Transcribe the data that follows precisely, omitting nothing.

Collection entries
○ ○ ○ ○ ○
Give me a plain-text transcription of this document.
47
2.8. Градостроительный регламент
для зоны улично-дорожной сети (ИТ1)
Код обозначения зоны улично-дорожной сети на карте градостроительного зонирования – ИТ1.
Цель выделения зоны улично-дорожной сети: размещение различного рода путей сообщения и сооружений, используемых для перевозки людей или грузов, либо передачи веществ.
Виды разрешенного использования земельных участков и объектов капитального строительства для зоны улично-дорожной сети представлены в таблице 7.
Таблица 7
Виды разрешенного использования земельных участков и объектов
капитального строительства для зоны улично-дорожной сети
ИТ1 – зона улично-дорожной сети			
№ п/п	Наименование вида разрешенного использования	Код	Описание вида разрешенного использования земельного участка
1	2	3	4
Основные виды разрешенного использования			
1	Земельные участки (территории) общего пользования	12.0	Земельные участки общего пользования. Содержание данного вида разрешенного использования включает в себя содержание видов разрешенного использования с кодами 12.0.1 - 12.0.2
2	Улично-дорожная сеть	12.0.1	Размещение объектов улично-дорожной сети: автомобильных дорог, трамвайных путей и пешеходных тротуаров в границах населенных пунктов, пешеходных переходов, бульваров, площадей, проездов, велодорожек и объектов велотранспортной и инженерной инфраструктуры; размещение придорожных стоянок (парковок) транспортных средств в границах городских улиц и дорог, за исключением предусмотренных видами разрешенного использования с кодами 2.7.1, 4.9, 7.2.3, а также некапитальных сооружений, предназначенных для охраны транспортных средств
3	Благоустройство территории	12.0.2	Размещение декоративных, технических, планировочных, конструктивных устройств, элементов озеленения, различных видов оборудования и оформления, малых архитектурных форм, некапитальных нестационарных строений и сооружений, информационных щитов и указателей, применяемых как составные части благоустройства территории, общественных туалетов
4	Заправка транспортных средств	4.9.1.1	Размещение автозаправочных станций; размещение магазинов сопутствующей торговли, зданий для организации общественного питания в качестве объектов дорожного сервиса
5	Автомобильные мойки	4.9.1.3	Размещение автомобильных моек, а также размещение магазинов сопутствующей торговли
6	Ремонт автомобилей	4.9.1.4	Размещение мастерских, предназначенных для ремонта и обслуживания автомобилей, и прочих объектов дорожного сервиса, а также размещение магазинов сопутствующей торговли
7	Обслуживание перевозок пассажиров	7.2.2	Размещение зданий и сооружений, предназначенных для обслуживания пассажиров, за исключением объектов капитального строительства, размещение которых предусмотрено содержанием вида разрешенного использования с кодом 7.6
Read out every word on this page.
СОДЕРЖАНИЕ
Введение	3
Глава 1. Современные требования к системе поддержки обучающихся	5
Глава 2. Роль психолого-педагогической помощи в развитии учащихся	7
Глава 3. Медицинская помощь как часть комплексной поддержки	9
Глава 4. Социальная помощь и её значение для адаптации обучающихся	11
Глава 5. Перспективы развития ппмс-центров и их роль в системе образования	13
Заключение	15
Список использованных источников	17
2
○ ○ ○ ○ ○
-- OUTPUT FOR THIS TASK --
Give me a plain-text transcription of this document.
47
2.8. Градостроительный регламент
для зоны улично-дорожной сети (ИТ1)
Код обозначения зоны улично-дорожной сети на карте градостроительного зонирования – ИТ1.
Цель выделения зоны улично-дорожной сети: размещение различного рода путей сообщения и сооружений, используемых для перевозки людей или грузов, либо передачи веществ.
Виды разрешенного использования земельных участков и объектов капитального строительства для зоны улично-дорожной сети представлены в таблице 7.
Таблица 7
Виды разрешенного использования земельных участков и объектов
капитального строительства для зоны улично-дорожной сети
ИТ1 – зона улично-дорожной сети			
№ п/п	Наименование вида разрешенного использования	Код	Описание вида разрешенного использования земельного участка
1	2	3	4
Основные виды разрешенного использования			
1	Земельные участки (территории) общего пользования	12.0	Земельные участки общего пользования. Содержание данного вида разрешенного использования включает в себя содержание видов разрешенного использования с кодами 12.0.1 - 12.0.2
2	Улично-дорожная сеть	12.0.1	Размещение объектов улично-дорожной сети: автомобильных дорог, трамвайных путей и пешеходных тротуаров в границах населенных пунктов, пешеходных переходов, бульваров, площадей, проездов, велодорожек и объектов велотранспортной и инженерной инфраструктуры; размещение придорожных стоянок (парковок) транспортных средств в границах городских улиц и дорог, за исключением предусмотренных видами разрешенного использования с кодами 2.7.1, 4.9, 7.2.3, а также некапитальных сооружений, предназначенных для охраны транспортных средств
3	Благоустройство территории	12.0.2	Размещение декоративных, технических, планировочных, конструктивных устройств, элементов озеленения, различных видов оборудования и оформления, малых архитектурных форм, некапитальных нестационарных строений и сооружений, информационных щитов и указателей, применяемых как составные части благоустройства территории, общественных туалетов
4	Заправка транспортных средств	4.9.1.1	Размещение автозаправочных станций; размещение магазинов сопутствующей торговли, зданий для организации общественного питания в качестве объектов дорожного сервиса
5	Автомобильные мойки	4.9.1.3	Размещение автомобильных моек, а также размещение магазинов сопутствующей торговли
6	Ремонт автомобилей	4.9.1.4	Размещение мастерских, предназначенных для ремонта и обслуживания автомобилей, и прочих объектов дорожного сервиса, а также размещение магазинов сопутствующей торговли
7	Обслуживание перевозок пассажиров	7.2.2	Размещение зданий и сооружений, предназначенных для обслуживания пассажиров, за исключением объектов капитального строительства, размещение которых предусмотрено содержанием вида разрешенного использования с кодом 7.6
Read out every word on this page.
СОДЕРЖАНИЕ
Введение	3
Глава 1. Современные требования к системе поддержки обучающихся	5
Глава 2. Роль психолого-педагогической помощи в развитии учащихся	7
Глава 3. Медицинская помощь как часть комплексной поддержки	9
Глава 4. Социальная помощь и её значение для адаптации обучающихся	11
Глава 5. Перспективы развития ппмс-центров и их роль в системе образования	13
Заключение	15
Список использованных источников	17
2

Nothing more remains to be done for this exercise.